------ Exercise materials ------
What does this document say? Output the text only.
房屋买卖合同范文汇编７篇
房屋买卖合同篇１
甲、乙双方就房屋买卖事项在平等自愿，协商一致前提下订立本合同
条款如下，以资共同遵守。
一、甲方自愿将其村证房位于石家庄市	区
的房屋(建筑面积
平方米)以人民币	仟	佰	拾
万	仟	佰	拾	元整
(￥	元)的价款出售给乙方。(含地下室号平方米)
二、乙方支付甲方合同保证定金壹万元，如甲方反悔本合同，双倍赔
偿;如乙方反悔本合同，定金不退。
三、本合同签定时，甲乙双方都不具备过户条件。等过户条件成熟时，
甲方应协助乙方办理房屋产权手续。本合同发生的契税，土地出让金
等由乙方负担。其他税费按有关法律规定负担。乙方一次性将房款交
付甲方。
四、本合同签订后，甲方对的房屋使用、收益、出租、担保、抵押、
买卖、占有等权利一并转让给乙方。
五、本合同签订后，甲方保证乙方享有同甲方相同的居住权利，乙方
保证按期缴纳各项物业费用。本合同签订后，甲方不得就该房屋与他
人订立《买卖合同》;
------
Repeat the material word for word, in full.

What does this document say? Output the text only.
房屋买卖合同范文汇编７篇
房屋买卖合同篇１
甲、乙双方就房屋买卖事项在平等自愿，协商一致前提下订立本合同
条款如下，以资共同遵守。
一、甲方自愿将其村证房位于石家庄市	区
的房屋(建筑面积
平方米)以人民币	仟	佰	拾
万	仟	佰	拾	元整
(￥	元)的价款出售给乙方。(含地下室号平方米)
二、乙方支付甲方合同保证定金壹万元，如甲方反悔本合同，双倍赔
偿;如乙方反悔本合同，定金不退。
三、本合同签定时，甲乙双方都不具备过户条件。等过户条件成熟时，
甲方应协助乙方办理房屋产权手续。本合同发生的契税，土地出让金
等由乙方负担。其他税费按有关法律规定负担。乙方一次性将房款交
付甲方。
四、本合同签订后，甲方对的房屋使用、收益、出租、担保、抵押、
买卖、占有等权利一并转让给乙方。
五、本合同签订后，甲方保证乙方享有同甲方相同的居住权利，乙方
保证按期缴纳各项物业费用。本合同签订后，甲方不得就该房屋与他
人订立《买卖合同》;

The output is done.